**Task:**
Each record below is to be copied word for word, with pictures removed.

[Data records]
━━━━━━

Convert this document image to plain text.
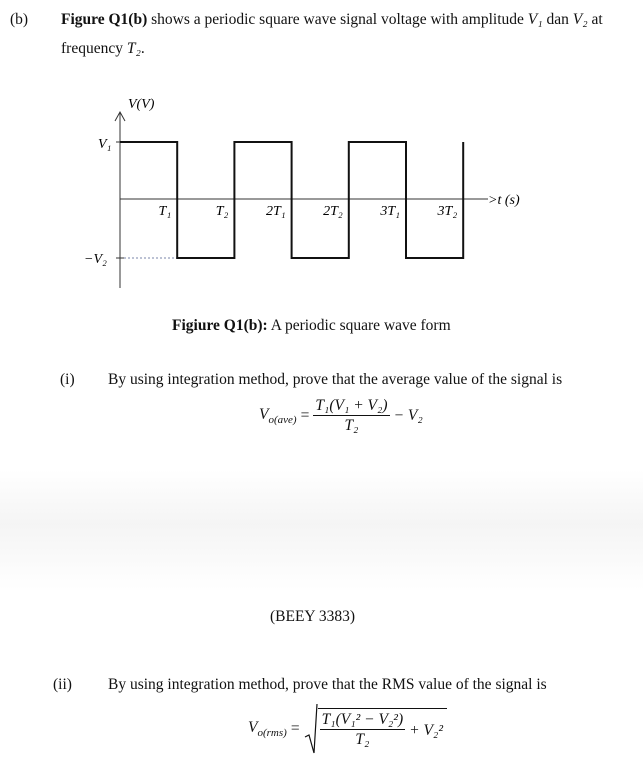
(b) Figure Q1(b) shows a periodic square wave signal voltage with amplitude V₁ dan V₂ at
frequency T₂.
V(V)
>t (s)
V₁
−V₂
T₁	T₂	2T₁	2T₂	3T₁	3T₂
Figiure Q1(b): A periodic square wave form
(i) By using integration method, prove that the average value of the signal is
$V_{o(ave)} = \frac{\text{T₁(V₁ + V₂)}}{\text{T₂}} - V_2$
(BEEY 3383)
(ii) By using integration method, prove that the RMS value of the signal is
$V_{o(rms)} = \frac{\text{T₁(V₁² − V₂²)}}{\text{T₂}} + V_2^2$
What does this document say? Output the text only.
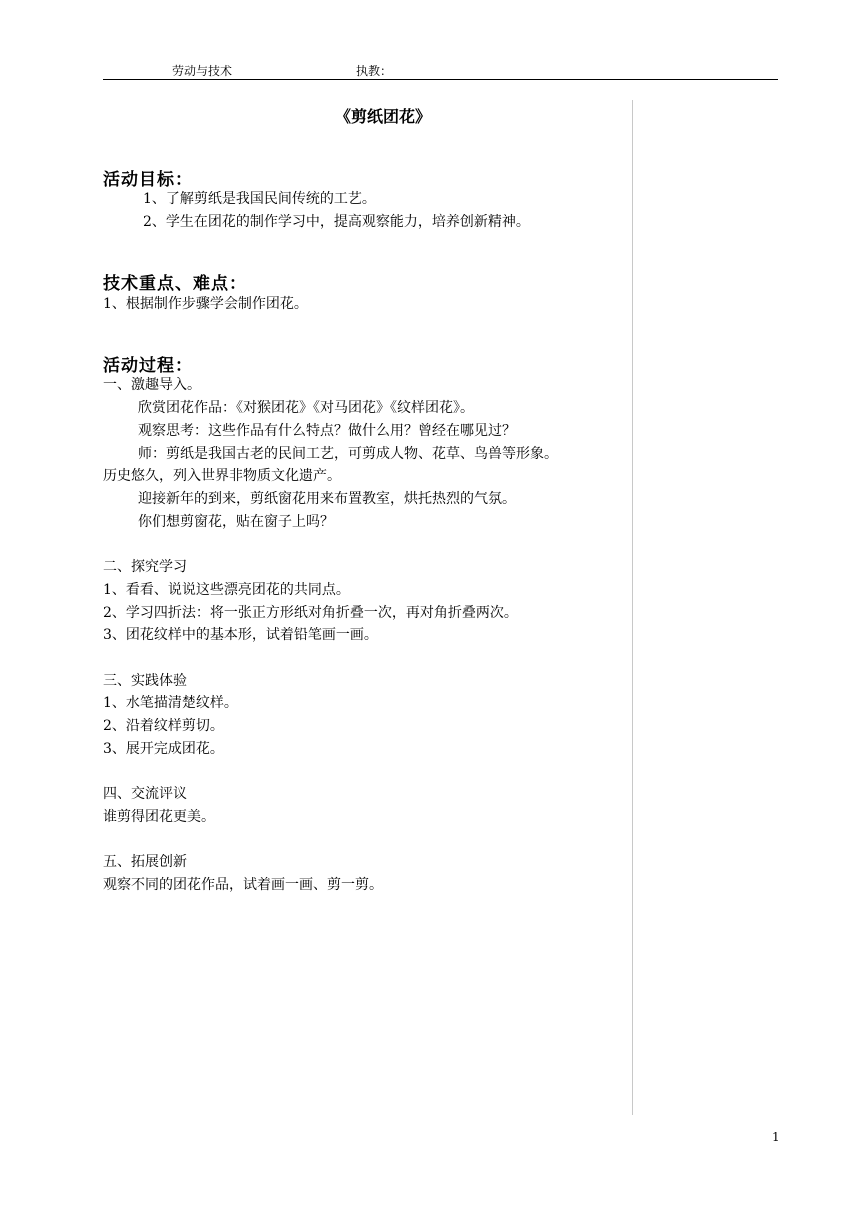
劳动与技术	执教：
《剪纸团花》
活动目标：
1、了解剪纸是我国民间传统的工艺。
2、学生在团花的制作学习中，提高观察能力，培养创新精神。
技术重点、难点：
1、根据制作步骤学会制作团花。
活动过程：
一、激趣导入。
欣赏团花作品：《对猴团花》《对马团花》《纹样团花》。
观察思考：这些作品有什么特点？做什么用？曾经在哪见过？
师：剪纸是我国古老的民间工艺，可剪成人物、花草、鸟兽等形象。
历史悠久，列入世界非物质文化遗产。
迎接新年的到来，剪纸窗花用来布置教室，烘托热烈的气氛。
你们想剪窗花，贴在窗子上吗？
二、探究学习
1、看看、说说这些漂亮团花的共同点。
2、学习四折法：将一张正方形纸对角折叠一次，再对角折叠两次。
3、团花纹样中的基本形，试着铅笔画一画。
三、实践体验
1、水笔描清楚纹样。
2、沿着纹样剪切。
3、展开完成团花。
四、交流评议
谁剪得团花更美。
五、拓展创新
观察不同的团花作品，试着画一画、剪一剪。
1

━━━━━━

**Solution for this task:**
Convert this document image to plain text.
(b) Figure Q1(b) shows a periodic square wave signal voltage with amplitude V₁ dan V₂ at
frequency T₂.
V(V)
>t (s)
V₁
−V₂
T₁	T₂	2T₁	2T₂	3T₁	3T₂
Figiure Q1(b): A periodic square wave form
(i) By using integration method, prove that the average value of the signal is
$V_{o(ave)} = \frac{\text{T₁(V₁ + V₂)}}{\text{T₂}} - V_2$
(BEEY 3383)
(ii) By using integration method, prove that the RMS value of the signal is
$V_{o(rms)} = \frac{\text{T₁(V₁² − V₂²)}}{\text{T₂}} + V_2^2$
What does this document say? Output the text only.
劳动与技术	执教：
《剪纸团花》
活动目标：
1、了解剪纸是我国民间传统的工艺。
2、学生在团花的制作学习中，提高观察能力，培养创新精神。
技术重点、难点：
1、根据制作步骤学会制作团花。
活动过程：
一、激趣导入。
欣赏团花作品：《对猴团花》《对马团花》《纹样团花》。
观察思考：这些作品有什么特点？做什么用？曾经在哪见过？
师：剪纸是我国古老的民间工艺，可剪成人物、花草、鸟兽等形象。
历史悠久，列入世界非物质文化遗产。
迎接新年的到来，剪纸窗花用来布置教室，烘托热烈的气氛。
你们想剪窗花，贴在窗子上吗？
二、探究学习
1、看看、说说这些漂亮团花的共同点。
2、学习四折法：将一张正方形纸对角折叠一次，再对角折叠两次。
3、团花纹样中的基本形，试着铅笔画一画。
三、实践体验
1、水笔描清楚纹样。
2、沿着纹样剪切。
3、展开完成团花。
四、交流评议
谁剪得团花更美。
五、拓展创新
观察不同的团花作品，试着画一画、剪一剪。
1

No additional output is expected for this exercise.